Data extracted from a collection
_ _ _ _ _ _ _
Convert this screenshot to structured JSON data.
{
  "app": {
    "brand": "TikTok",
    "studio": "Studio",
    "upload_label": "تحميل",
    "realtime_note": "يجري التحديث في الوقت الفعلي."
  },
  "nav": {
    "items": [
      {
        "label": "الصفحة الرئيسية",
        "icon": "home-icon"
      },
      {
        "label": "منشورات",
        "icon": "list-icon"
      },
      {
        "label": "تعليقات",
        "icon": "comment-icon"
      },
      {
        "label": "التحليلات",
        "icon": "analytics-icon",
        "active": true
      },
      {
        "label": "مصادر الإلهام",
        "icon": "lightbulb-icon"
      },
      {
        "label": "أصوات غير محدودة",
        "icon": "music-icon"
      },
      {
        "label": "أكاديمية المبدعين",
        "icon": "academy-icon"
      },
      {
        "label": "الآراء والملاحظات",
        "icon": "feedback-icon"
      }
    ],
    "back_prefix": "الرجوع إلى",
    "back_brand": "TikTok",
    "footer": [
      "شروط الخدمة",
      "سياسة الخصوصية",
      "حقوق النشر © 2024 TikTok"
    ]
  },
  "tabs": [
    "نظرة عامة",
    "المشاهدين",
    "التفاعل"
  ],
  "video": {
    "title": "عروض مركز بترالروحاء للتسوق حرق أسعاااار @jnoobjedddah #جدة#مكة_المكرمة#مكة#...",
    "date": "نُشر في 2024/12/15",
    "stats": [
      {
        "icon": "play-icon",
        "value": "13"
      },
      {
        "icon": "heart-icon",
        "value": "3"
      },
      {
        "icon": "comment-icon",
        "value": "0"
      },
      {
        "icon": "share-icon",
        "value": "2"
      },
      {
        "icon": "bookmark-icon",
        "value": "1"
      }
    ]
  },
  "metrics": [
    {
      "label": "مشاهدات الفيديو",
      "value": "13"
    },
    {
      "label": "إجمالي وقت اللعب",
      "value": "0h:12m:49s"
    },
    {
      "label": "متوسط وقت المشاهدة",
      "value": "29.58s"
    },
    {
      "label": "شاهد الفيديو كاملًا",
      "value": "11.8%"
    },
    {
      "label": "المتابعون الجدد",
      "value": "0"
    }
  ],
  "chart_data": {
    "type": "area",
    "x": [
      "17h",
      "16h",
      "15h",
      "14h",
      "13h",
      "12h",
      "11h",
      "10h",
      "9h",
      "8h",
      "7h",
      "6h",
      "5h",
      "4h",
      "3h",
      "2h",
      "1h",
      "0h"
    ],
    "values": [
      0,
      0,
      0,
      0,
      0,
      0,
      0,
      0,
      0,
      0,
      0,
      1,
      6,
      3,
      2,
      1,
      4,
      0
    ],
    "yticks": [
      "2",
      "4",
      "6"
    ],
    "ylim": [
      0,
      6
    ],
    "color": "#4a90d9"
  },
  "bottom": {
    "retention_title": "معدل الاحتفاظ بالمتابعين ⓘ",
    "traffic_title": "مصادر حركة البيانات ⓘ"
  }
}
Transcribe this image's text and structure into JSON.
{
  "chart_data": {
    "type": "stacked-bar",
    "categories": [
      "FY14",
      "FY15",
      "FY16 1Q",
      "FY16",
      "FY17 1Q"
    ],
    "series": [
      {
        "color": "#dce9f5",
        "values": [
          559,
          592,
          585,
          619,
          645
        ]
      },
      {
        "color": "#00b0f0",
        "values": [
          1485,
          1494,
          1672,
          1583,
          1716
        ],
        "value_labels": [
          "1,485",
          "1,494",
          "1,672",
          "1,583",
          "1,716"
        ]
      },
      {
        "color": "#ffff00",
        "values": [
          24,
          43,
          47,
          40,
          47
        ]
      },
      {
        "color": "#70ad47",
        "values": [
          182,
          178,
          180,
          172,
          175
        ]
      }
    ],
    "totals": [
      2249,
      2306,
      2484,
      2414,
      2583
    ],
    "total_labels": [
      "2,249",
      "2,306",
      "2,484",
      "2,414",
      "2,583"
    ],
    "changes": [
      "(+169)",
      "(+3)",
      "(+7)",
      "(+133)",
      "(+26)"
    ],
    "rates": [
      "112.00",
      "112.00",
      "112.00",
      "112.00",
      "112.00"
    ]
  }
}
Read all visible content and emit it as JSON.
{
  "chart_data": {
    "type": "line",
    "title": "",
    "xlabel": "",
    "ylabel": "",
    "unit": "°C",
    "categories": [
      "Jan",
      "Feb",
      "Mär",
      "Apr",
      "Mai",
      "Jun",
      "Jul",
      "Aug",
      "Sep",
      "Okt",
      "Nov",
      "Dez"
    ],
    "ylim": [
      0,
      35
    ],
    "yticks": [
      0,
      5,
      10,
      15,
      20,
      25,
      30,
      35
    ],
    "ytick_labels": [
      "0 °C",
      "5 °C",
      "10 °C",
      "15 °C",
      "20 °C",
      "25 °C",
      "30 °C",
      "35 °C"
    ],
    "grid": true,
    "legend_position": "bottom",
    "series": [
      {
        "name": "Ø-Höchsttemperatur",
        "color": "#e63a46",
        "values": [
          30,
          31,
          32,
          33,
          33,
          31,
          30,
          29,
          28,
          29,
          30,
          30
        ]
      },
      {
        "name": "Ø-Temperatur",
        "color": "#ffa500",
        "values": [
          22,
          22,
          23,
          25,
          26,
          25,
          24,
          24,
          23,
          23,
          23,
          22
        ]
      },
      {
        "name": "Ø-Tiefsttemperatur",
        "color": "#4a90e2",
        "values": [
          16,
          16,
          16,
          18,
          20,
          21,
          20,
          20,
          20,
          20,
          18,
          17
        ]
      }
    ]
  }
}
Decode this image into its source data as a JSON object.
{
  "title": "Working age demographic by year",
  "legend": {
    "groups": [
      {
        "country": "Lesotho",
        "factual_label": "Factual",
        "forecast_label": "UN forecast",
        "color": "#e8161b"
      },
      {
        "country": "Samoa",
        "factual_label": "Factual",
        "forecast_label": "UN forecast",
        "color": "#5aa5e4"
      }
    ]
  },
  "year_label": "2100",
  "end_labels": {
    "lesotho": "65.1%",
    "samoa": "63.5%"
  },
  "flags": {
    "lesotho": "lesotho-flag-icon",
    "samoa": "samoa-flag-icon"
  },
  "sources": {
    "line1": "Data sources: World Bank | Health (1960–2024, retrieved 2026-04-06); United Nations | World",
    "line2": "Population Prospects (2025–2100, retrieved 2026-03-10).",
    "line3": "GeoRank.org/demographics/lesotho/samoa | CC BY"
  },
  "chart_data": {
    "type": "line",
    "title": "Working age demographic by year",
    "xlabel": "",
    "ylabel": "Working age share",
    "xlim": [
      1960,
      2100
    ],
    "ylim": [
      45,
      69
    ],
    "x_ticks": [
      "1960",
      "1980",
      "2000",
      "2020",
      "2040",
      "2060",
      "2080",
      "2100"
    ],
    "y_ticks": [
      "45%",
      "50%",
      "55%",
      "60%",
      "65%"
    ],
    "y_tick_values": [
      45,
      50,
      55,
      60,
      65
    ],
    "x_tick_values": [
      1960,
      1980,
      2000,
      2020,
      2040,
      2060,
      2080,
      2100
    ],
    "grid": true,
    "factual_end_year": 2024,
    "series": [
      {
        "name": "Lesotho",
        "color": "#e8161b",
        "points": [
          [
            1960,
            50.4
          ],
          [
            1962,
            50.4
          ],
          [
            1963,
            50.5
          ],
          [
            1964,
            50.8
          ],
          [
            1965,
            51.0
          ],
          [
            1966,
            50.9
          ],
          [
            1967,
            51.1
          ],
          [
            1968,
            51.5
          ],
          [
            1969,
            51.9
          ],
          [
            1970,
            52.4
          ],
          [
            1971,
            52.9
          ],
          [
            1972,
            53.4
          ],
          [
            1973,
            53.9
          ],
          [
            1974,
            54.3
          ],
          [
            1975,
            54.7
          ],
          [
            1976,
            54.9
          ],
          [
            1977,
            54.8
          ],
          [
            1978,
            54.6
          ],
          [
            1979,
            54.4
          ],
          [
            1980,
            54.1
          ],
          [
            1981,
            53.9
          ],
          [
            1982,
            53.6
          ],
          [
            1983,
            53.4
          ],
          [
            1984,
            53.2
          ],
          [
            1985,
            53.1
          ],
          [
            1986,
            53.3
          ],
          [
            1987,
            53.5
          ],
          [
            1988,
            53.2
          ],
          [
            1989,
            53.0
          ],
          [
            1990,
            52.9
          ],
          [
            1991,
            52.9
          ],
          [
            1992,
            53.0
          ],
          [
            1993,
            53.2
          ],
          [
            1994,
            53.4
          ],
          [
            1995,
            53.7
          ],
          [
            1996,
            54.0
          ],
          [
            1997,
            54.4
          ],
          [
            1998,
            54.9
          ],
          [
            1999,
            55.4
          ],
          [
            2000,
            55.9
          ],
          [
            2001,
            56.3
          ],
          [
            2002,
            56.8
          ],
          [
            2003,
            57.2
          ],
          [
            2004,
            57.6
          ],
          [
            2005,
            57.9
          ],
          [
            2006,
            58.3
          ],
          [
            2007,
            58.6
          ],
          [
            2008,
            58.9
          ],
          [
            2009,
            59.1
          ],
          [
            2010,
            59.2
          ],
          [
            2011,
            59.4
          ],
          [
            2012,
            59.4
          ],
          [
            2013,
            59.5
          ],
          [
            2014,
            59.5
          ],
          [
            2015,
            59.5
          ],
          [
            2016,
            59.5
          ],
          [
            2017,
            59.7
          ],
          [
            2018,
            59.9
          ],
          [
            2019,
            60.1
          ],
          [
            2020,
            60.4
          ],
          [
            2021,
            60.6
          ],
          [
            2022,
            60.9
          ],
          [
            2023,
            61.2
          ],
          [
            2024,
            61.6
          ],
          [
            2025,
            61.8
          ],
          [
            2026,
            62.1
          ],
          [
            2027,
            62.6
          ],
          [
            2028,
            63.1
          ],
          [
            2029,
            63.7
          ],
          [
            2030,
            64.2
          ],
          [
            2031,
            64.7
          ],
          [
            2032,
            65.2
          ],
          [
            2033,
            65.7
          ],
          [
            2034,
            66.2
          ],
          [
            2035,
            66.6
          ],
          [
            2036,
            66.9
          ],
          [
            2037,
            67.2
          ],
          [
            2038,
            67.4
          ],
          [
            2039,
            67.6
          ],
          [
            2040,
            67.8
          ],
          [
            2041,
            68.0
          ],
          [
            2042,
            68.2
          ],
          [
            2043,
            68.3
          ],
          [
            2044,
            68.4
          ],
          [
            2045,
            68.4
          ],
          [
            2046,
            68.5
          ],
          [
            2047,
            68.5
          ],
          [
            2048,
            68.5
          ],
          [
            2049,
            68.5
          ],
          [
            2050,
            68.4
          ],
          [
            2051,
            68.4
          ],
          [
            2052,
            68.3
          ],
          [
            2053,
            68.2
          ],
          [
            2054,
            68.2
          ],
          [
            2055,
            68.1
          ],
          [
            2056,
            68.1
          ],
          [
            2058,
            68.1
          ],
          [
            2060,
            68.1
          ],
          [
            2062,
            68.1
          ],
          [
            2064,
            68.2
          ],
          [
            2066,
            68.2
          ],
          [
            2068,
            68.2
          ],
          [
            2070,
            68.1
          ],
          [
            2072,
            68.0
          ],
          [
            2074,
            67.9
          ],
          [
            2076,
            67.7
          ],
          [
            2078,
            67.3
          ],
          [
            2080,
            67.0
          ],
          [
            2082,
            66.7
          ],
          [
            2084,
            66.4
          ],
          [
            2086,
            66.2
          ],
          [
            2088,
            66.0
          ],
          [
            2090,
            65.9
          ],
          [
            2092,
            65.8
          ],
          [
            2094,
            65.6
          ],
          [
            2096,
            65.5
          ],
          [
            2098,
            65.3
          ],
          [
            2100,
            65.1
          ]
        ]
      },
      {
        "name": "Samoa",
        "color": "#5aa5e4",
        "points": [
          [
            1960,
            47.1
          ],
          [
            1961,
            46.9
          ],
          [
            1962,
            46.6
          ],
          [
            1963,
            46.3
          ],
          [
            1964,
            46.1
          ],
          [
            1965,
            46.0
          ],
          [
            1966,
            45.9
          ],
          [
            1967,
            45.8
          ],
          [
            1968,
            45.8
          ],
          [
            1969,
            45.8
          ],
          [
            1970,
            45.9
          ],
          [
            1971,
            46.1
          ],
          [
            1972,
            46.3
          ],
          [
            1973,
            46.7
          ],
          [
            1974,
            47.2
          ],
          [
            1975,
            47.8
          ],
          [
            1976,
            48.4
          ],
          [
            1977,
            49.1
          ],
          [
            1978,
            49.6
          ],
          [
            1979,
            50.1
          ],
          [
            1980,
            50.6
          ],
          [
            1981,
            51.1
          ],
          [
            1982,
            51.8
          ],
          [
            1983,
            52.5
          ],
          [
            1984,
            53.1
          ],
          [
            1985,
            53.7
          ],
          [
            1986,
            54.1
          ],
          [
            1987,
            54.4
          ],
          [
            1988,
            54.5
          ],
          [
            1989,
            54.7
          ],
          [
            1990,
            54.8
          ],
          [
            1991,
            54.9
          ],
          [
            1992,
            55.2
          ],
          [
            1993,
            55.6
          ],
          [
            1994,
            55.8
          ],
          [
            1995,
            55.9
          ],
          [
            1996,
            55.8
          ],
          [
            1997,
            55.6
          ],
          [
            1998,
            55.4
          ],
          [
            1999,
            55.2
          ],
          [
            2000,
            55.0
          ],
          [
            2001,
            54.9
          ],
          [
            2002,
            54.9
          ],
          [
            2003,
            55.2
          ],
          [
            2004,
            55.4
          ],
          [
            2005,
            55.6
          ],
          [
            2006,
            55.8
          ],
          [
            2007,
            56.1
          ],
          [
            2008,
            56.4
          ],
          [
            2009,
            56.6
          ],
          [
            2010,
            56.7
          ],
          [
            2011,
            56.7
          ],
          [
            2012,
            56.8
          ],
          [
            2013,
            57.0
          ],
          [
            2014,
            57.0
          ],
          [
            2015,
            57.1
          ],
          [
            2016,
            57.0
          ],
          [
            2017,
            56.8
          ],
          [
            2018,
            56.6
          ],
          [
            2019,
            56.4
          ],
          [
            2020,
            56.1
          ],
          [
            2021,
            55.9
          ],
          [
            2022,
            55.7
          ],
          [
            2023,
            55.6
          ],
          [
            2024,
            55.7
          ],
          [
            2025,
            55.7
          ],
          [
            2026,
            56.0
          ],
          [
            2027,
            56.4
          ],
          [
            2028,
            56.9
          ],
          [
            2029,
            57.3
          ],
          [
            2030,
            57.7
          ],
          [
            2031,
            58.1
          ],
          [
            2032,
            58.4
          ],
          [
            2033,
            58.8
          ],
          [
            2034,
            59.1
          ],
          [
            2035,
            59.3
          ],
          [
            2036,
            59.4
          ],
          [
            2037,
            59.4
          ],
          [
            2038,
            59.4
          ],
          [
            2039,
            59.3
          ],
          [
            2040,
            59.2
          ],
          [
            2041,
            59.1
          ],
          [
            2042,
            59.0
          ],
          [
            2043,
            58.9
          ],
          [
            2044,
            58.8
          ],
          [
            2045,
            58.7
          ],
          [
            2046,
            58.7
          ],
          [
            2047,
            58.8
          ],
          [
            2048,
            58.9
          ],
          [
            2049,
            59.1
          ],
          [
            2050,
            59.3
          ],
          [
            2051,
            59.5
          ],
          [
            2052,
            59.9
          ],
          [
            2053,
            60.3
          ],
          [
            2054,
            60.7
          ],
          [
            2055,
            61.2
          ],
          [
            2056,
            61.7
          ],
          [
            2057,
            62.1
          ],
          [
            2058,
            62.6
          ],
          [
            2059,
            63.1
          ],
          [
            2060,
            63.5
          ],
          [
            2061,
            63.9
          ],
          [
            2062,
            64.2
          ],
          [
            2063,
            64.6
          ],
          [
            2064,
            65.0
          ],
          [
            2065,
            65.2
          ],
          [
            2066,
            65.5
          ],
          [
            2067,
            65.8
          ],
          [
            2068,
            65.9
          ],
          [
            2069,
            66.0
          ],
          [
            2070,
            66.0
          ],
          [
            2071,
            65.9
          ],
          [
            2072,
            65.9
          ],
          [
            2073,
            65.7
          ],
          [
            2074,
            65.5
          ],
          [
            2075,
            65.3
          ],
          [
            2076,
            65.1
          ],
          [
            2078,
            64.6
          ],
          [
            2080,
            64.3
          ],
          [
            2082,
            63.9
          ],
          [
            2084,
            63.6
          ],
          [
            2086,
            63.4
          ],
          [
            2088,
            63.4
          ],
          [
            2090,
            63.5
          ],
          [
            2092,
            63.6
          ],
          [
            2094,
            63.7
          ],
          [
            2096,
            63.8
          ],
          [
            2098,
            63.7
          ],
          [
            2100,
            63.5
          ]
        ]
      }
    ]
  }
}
_ _ _ _ _ _ _
• **Set exercise**
Work through the records above line by line and count those that hold the string "comment". Give only the result.

• **Task answer**
2